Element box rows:
=-=-=
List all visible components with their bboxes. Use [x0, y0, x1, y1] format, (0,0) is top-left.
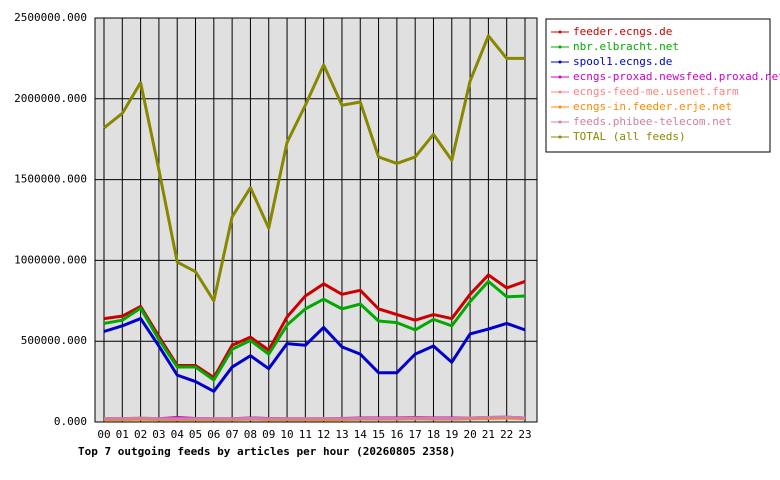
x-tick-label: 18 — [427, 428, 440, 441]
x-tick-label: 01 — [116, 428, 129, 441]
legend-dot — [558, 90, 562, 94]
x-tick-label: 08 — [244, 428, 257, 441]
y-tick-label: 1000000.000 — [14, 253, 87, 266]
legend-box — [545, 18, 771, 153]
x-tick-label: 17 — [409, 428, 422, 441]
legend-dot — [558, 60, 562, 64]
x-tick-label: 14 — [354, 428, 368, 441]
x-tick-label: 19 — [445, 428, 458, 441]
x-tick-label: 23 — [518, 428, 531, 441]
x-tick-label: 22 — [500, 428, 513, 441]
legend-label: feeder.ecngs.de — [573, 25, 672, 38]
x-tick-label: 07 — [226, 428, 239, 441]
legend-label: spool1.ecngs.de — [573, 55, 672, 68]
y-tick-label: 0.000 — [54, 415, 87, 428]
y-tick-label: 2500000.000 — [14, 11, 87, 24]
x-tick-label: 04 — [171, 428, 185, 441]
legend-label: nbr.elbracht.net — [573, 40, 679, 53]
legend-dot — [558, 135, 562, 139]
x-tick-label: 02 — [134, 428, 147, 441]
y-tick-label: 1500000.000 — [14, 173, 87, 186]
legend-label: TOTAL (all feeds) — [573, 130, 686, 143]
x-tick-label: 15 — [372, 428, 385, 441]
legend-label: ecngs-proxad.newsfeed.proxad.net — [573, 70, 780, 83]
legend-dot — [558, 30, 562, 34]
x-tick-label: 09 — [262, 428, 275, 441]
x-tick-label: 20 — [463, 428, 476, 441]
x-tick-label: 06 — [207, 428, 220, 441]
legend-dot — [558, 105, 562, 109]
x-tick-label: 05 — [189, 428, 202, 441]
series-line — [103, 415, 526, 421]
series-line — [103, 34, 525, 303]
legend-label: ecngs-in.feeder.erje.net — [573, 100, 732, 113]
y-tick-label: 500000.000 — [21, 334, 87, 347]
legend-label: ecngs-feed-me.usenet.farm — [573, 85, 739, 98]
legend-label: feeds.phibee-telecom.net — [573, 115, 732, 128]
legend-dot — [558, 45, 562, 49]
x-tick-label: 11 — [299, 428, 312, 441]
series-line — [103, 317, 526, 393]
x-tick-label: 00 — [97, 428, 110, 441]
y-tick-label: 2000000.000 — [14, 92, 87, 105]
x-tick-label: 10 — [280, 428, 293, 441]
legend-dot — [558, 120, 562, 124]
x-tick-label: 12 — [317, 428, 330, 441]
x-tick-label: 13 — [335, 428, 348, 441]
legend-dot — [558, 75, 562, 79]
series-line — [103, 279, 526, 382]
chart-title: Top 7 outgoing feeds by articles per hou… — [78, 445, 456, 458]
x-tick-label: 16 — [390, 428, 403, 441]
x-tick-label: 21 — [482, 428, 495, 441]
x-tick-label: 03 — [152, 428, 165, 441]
=-=-=
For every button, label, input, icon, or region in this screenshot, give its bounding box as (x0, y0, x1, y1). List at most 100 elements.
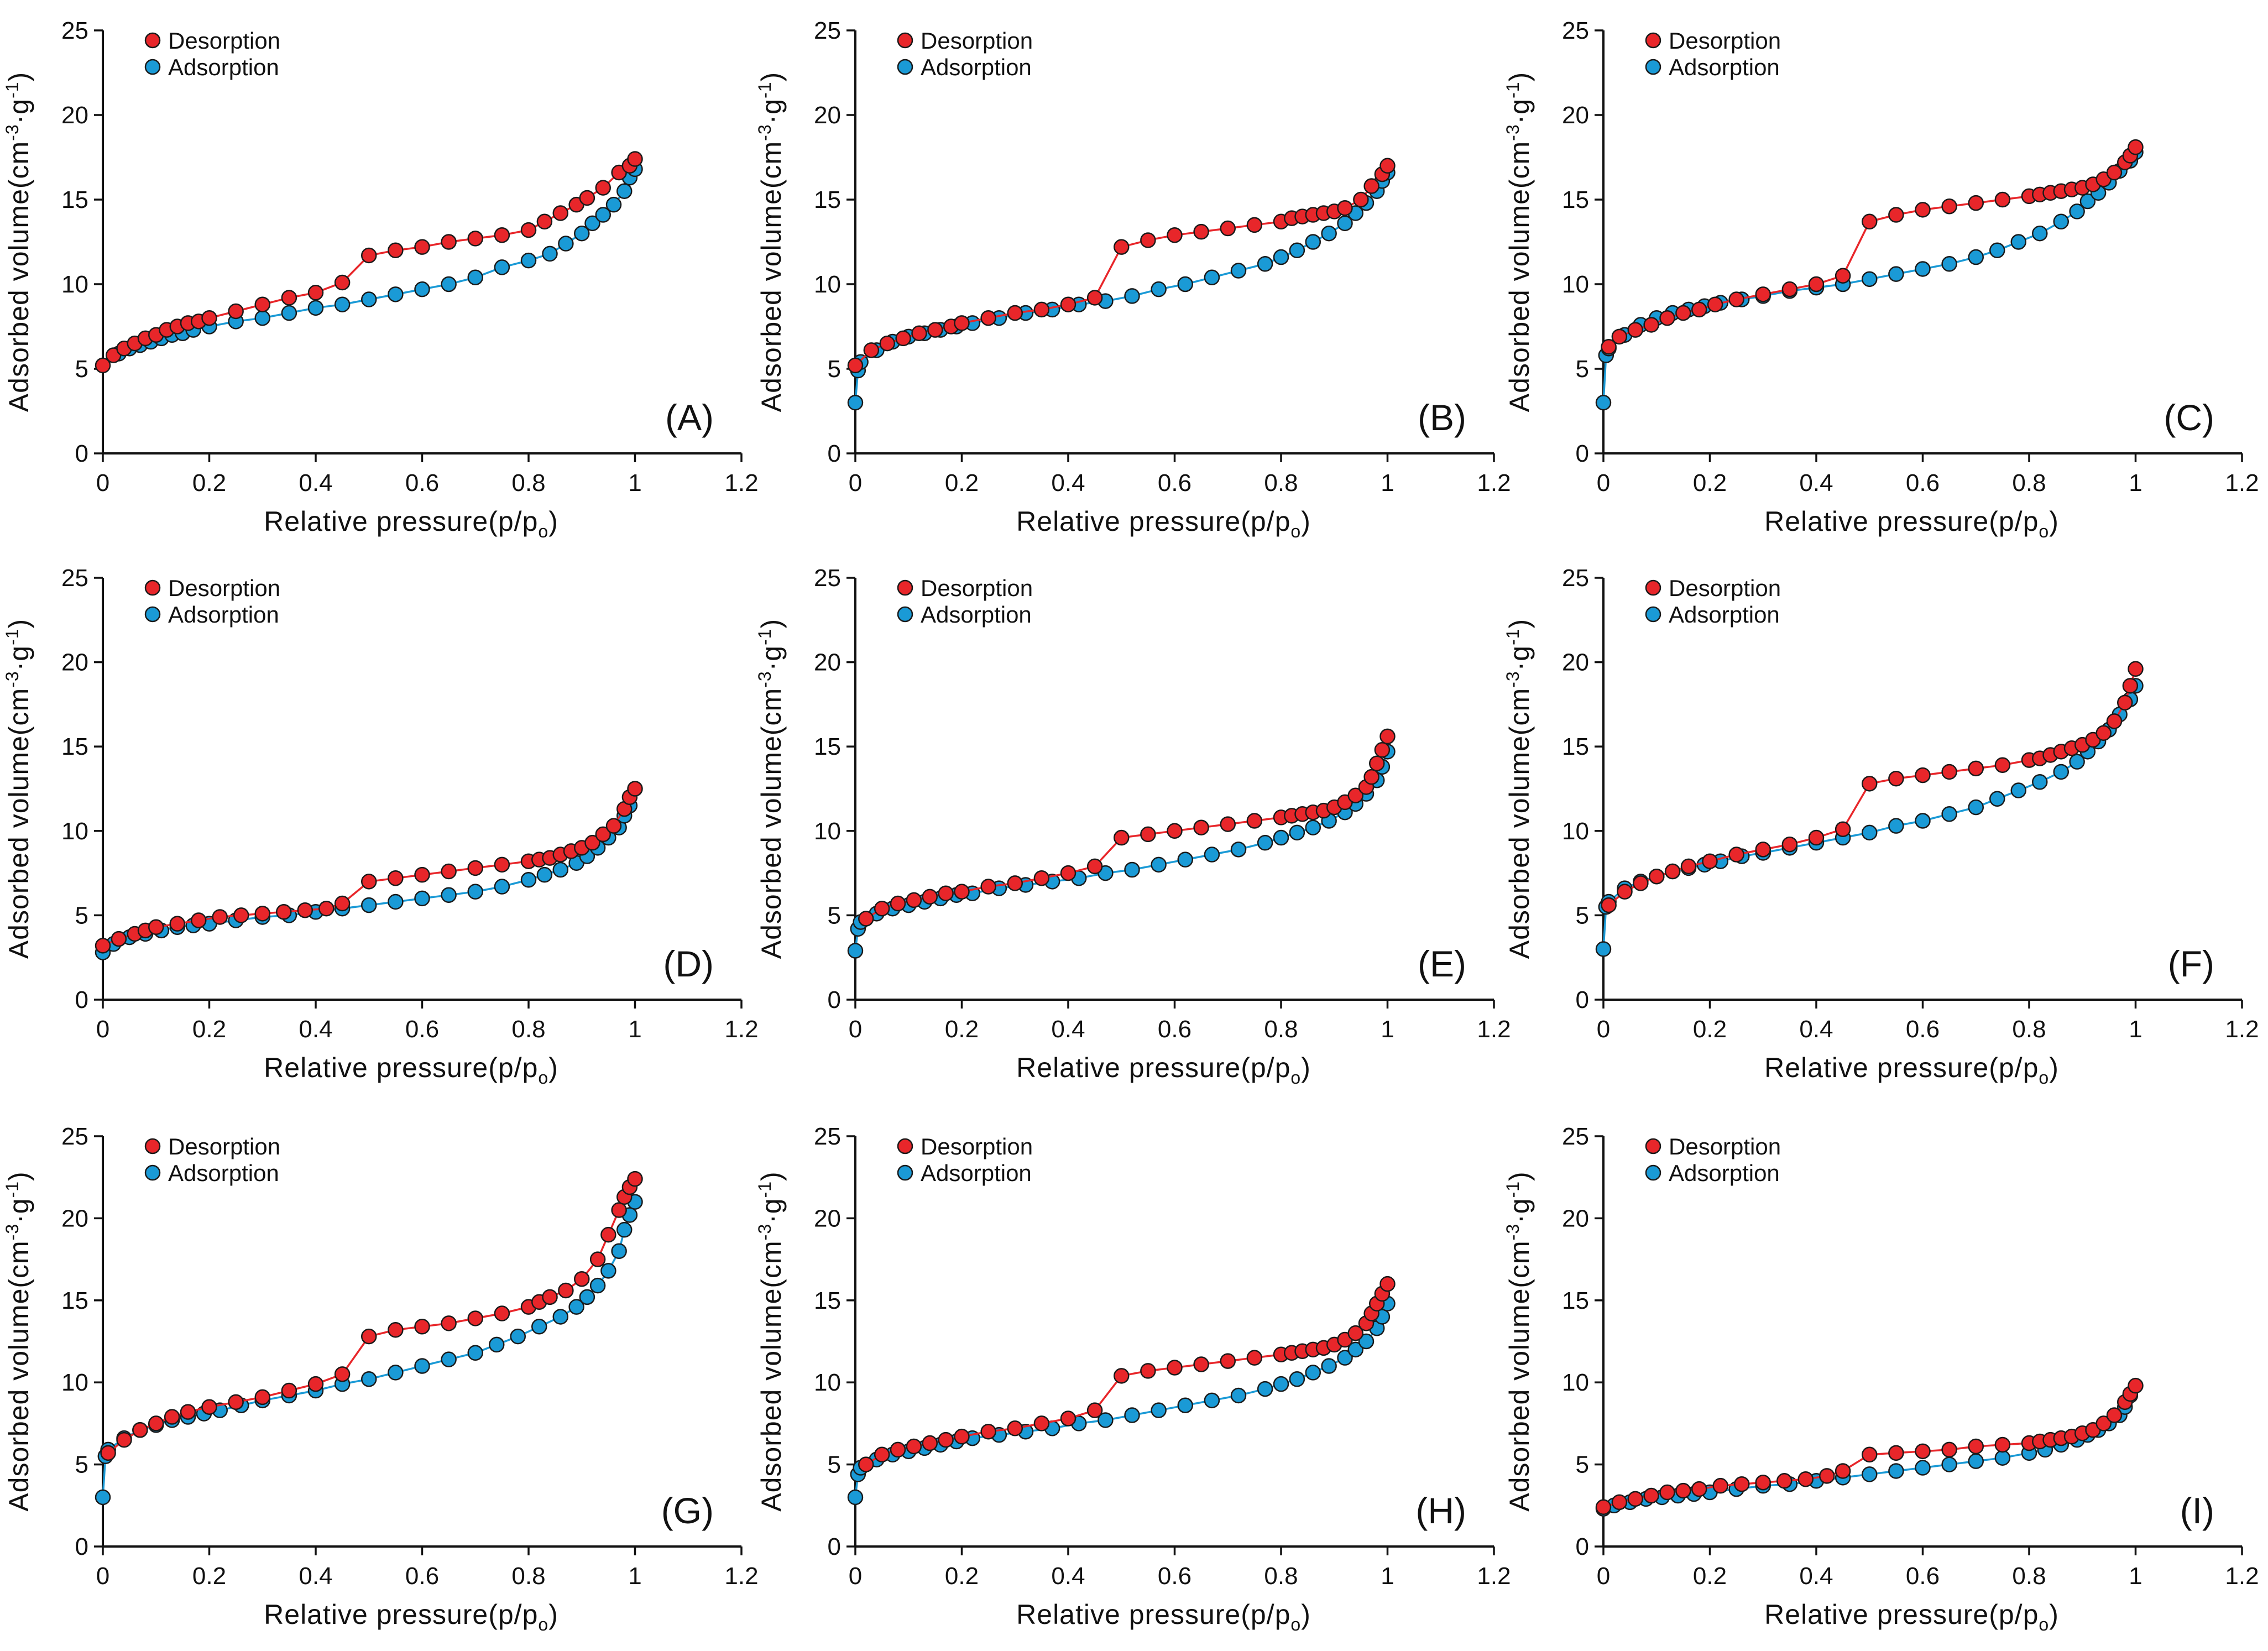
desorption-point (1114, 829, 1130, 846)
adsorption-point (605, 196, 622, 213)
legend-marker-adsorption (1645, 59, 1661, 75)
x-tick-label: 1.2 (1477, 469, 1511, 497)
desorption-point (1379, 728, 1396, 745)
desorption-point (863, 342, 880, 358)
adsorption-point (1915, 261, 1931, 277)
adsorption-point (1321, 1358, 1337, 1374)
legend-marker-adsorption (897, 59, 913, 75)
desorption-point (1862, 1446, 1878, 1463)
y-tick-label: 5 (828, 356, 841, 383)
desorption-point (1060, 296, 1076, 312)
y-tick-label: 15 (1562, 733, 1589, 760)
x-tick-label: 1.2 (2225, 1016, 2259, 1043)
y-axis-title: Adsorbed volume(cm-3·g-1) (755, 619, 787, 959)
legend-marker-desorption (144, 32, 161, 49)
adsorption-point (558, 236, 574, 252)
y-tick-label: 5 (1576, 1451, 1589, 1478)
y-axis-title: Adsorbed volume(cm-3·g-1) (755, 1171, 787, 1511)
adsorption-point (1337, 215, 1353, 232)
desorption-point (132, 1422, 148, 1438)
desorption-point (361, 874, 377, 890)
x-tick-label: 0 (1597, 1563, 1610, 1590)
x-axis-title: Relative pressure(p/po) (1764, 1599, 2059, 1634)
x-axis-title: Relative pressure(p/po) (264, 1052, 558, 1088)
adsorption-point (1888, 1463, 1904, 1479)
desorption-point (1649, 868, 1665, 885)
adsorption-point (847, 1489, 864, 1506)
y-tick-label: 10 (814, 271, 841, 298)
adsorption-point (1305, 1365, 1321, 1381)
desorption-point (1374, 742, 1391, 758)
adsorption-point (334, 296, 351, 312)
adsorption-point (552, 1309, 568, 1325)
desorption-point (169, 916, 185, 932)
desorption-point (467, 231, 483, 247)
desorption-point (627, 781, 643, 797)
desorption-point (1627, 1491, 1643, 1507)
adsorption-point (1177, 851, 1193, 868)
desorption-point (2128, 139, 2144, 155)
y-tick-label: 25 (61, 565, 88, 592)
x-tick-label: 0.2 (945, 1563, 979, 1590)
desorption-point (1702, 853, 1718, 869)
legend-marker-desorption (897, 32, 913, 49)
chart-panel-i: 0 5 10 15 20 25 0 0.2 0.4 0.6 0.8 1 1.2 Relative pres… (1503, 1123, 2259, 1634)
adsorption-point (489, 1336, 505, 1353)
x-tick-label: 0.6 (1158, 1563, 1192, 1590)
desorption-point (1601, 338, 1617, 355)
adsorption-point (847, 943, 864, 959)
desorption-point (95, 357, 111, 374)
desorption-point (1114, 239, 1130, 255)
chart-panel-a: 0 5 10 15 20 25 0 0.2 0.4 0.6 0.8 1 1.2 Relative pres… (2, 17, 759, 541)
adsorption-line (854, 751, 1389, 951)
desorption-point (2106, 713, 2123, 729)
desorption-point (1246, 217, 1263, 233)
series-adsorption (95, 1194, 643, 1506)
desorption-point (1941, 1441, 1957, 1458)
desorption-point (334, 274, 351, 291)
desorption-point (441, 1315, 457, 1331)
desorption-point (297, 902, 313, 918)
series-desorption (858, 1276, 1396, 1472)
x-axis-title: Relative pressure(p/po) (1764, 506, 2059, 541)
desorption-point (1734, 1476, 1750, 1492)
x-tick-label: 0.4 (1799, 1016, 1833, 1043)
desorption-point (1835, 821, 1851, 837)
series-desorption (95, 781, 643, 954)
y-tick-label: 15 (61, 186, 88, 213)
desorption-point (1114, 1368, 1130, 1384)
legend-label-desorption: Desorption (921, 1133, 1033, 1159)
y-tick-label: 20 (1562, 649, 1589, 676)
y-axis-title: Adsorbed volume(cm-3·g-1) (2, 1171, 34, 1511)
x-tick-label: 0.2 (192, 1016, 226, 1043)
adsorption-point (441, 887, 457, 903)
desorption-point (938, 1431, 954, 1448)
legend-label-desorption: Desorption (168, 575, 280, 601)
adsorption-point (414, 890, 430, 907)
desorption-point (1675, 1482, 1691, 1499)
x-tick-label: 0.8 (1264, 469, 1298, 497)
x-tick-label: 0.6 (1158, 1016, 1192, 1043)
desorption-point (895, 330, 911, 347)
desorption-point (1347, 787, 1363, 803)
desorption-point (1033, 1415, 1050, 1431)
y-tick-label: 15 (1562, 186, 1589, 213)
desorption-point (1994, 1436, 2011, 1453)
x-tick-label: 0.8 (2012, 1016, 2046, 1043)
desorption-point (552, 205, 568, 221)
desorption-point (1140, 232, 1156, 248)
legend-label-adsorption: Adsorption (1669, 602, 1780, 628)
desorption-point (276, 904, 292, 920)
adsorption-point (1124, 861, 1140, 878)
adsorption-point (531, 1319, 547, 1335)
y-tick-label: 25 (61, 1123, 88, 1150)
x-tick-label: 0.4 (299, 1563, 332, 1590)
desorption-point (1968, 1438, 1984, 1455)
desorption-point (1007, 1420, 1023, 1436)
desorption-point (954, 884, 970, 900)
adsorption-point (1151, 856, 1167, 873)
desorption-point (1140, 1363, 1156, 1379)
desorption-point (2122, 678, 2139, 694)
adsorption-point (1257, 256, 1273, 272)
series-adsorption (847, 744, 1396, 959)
=-=-=
**Exercise brief:** Can you retype every line from the one containing "x-tick-label: 18 — [427, 428, 440, 441]" through the one containing "x-tick-label: 00 — [97, 428, 110, 441]", both ends included, with no character changed?

**Expected answer:**
x-tick-label: 18 — [427, 428, 440, 441]
x-tick-label: 01 — [116, 428, 129, 441]
legend-dot — [558, 90, 562, 94]
x-tick-label: 08 — [244, 428, 257, 441]
y-tick-label: 1000000.000 — [14, 253, 87, 266]
legend-box — [545, 18, 771, 153]
x-tick-label: 17 — [409, 428, 422, 441]
legend-dot — [558, 60, 562, 64]
x-tick-label: 14 — [354, 428, 368, 441]
x-tick-label: 19 — [445, 428, 458, 441]
x-tick-label: 23 — [518, 428, 531, 441]
x-tick-label: 22 — [500, 428, 513, 441]
legend-label: feeder.ecngs.de — [573, 25, 672, 38]
x-tick-label: 07 — [226, 428, 239, 441]
legend-label: spool1.ecngs.de — [573, 55, 672, 68]
y-tick-label: 0.000 — [54, 415, 87, 428]
y-tick-label: 2500000.000 — [14, 11, 87, 24]
x-tick-label: 04 — [171, 428, 185, 441]
legend-label: nbr.elbracht.net — [573, 40, 679, 53]
legend-dot — [558, 135, 562, 139]
x-tick-label: 02 — [134, 428, 147, 441]
y-tick-label: 1500000.000 — [14, 173, 87, 186]
legend-label: TOTAL (all feeds) — [573, 130, 686, 143]
x-tick-label: 15 — [372, 428, 385, 441]
legend-label: ecngs-proxad.newsfeed.proxad.net — [573, 70, 780, 83]
legend-dot — [558, 30, 562, 34]
x-tick-label: 09 — [262, 428, 275, 441]
x-tick-label: 20 — [463, 428, 476, 441]
x-tick-label: 06 — [207, 428, 220, 441]
legend-dot — [558, 105, 562, 109]
x-tick-label: 05 — [189, 428, 202, 441]
series-line — [103, 415, 526, 421]
series-line — [103, 34, 525, 303]
legend-label: ecngs-in.feeder.erje.net — [573, 100, 732, 113]
y-tick-label: 500000.000 — [21, 334, 87, 347]
legend-label: ecngs-feed-me.usenet.farm — [573, 85, 739, 98]
legend-label: feeds.phibee-telecom.net — [573, 115, 732, 128]
legend-dot — [558, 45, 562, 49]
x-tick-label: 11 — [299, 428, 312, 441]
series-line — [103, 317, 526, 393]
x-tick-label: 00 — [97, 428, 110, 441]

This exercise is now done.